__WORK TO COMPLETE__. Extract and list every line that contains the word "KFSleri".

Part of a data file:
....
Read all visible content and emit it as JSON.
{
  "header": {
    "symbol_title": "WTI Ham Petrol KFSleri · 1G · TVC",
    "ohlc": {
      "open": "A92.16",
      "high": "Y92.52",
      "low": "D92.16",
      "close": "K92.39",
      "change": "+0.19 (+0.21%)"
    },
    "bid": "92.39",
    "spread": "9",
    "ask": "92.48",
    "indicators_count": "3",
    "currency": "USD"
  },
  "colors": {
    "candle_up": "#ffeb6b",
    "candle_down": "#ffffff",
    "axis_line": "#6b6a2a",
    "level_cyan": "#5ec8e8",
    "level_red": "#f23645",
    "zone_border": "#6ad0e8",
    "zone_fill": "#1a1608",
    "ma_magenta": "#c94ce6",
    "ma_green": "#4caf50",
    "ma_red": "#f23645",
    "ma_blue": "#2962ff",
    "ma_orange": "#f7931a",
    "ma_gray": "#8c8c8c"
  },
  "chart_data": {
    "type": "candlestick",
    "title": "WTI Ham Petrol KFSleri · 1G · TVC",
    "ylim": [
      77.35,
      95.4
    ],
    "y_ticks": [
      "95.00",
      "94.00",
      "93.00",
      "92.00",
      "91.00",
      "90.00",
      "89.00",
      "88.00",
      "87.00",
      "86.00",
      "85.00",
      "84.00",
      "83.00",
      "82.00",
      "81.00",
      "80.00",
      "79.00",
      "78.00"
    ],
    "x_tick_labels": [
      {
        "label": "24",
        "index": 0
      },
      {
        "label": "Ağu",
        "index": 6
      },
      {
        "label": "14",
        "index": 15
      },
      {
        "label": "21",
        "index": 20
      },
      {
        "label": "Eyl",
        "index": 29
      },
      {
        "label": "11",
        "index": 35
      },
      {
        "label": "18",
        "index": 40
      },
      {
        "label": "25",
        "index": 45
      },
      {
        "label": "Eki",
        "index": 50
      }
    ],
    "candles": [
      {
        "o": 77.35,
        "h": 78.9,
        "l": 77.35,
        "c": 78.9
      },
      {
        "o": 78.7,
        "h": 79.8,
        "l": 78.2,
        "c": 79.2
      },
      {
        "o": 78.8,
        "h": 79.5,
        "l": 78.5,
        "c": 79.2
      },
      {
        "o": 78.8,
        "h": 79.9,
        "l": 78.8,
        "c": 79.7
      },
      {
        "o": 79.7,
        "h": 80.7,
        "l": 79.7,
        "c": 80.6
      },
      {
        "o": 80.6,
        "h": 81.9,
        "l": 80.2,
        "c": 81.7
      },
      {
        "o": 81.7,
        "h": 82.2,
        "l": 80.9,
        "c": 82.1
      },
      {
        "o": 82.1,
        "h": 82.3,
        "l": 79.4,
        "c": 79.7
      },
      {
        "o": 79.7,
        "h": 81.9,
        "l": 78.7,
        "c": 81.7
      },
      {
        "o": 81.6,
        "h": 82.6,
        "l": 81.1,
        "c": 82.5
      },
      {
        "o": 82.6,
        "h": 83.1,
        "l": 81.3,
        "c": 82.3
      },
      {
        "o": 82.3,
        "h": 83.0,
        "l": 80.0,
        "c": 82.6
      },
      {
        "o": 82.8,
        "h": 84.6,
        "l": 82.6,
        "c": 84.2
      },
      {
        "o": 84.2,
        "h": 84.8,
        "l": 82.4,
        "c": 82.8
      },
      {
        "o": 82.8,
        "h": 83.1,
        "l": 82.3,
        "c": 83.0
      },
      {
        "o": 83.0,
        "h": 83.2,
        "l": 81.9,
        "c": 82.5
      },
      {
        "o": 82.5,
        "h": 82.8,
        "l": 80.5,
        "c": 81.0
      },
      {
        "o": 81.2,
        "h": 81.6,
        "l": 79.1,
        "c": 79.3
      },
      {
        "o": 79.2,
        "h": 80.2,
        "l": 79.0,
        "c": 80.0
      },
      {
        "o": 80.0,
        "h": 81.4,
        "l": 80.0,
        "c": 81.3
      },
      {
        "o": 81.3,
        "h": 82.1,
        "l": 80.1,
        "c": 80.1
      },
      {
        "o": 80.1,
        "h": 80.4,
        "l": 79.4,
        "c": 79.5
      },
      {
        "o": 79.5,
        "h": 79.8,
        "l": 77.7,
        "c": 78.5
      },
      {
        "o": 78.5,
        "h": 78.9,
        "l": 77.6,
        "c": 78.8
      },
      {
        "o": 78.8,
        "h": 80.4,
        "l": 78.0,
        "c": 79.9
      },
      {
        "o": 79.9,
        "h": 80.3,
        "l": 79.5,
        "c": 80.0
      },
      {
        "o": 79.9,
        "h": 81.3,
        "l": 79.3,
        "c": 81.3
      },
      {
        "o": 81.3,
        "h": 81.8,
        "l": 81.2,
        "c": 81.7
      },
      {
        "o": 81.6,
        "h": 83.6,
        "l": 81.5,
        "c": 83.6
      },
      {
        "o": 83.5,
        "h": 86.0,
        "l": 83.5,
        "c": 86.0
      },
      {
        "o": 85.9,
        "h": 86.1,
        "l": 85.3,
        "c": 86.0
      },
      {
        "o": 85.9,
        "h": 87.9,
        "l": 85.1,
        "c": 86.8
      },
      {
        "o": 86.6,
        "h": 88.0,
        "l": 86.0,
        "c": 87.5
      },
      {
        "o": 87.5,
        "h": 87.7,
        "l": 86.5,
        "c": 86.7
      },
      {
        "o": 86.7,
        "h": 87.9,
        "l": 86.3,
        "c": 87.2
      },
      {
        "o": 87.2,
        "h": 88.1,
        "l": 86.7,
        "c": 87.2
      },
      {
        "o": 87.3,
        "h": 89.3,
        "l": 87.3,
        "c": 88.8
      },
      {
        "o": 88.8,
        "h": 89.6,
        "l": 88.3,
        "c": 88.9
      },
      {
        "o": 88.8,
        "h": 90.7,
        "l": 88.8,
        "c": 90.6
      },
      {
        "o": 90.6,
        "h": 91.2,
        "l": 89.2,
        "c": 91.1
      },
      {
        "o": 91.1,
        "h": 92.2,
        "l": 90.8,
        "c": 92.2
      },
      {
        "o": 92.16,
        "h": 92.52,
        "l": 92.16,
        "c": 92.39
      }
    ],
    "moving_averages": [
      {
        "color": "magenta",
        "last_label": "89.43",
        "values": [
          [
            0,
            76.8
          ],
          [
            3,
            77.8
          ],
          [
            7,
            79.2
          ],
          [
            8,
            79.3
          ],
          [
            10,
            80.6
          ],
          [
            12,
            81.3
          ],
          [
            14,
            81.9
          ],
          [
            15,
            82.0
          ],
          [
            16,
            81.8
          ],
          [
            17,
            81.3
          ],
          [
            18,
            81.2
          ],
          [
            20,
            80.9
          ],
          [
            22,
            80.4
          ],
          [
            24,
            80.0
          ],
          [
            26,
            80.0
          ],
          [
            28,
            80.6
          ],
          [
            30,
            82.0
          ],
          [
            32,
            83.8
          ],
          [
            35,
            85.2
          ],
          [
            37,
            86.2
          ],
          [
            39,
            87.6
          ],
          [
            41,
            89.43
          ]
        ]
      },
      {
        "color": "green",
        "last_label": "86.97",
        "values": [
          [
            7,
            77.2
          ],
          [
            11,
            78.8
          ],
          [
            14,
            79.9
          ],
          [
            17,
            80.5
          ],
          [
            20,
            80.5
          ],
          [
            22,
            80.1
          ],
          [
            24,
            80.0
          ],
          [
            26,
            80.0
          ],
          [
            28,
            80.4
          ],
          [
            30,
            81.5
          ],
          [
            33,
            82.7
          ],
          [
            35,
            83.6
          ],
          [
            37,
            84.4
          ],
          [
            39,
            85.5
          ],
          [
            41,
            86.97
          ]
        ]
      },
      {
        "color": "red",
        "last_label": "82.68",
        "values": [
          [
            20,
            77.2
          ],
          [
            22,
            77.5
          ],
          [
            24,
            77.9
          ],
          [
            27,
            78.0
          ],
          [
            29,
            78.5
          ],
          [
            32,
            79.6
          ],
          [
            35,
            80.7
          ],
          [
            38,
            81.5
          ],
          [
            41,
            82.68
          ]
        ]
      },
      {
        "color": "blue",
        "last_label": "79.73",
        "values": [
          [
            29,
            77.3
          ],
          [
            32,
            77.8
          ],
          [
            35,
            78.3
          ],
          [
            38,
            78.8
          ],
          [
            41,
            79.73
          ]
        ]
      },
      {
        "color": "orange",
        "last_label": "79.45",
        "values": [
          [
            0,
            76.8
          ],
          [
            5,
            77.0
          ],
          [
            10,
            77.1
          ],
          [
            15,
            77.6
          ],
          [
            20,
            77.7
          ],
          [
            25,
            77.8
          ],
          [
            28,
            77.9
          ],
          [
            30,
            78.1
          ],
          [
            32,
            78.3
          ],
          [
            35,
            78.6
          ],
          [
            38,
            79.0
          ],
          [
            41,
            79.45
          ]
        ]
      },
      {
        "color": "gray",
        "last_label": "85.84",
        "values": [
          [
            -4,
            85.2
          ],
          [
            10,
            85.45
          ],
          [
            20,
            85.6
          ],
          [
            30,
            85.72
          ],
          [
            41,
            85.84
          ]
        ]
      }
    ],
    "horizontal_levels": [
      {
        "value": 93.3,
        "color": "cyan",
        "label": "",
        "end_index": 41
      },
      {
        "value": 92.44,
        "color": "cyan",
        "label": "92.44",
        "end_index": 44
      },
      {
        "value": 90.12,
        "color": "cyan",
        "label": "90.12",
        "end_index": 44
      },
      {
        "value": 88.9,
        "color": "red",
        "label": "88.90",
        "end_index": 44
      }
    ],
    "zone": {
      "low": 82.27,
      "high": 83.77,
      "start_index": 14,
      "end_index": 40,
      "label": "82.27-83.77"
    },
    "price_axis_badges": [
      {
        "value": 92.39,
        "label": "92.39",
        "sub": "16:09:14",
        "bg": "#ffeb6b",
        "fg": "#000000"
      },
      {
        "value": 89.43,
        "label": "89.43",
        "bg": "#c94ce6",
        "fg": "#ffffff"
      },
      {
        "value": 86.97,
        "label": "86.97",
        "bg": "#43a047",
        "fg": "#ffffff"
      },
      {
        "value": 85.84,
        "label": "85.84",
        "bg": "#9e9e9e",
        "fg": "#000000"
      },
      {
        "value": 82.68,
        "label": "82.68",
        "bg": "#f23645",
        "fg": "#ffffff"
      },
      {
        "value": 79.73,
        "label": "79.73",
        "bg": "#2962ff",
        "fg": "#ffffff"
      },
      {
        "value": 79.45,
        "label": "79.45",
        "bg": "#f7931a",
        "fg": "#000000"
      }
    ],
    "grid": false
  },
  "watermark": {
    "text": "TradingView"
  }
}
....
__RESULT__.
    "symbol_title": "WTI Ham Petrol KFSleri · 1G · TVC",
    "title": "WTI Ham Petrol KFSleri · 1G · TVC",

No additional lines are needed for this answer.